Aim - Rewrite each line of the records below as a JSON list of strings, one string per line, leaving out blank lines.

Supplied data -
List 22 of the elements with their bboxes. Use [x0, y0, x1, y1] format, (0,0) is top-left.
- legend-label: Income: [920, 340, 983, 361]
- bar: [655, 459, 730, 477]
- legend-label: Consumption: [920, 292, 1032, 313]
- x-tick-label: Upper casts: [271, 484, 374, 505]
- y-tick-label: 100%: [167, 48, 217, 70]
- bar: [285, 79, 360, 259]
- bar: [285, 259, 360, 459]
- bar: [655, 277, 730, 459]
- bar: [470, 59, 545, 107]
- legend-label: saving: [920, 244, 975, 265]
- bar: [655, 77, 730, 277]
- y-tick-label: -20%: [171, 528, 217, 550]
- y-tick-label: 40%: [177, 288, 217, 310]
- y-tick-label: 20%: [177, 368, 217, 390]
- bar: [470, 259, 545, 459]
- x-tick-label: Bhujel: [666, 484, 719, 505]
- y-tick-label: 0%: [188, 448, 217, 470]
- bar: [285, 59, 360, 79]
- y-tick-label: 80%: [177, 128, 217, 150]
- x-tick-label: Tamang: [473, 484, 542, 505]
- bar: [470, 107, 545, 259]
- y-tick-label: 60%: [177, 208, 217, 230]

Reply -
[
  "List 22 of the elements with their bboxes. Use [x0, y0, x1, y1] format, (0,0) is top-left.",
  "- legend-label: Income: [920, 340, 983, 361]",
  "- bar: [655, 459, 730, 477]",
  "- legend-label: Consumption: [920, 292, 1032, 313]",
  "- x-tick-label: Upper casts: [271, 484, 374, 505]",
  "- y-tick-label: 100%: [167, 48, 217, 70]",
  "- bar: [285, 79, 360, 259]",
  "- bar: [285, 259, 360, 459]",
  "- bar: [655, 277, 730, 459]",
  "- bar: [470, 59, 545, 107]",
  "- legend-label: saving: [920, 244, 975, 265]",
  "- bar: [655, 77, 730, 277]",
  "- y-tick-label: -20%: [171, 528, 217, 550]",
  "- y-tick-label: 40%: [177, 288, 217, 310]",
  "- y-tick-label: 20%: [177, 368, 217, 390]",
  "- bar: [470, 259, 545, 459]",
  "- x-tick-label: Bhujel: [666, 484, 719, 505]",
  "- y-tick-label: 0%: [188, 448, 217, 470]",
  "- bar: [285, 59, 360, 79]",
  "- y-tick-label: 80%: [177, 128, 217, 150]",
  "- x-tick-label: Tamang: [473, 484, 542, 505]",
  "- bar: [470, 107, 545, 259]",
  "- y-tick-label: 60%: [177, 208, 217, 230]"
]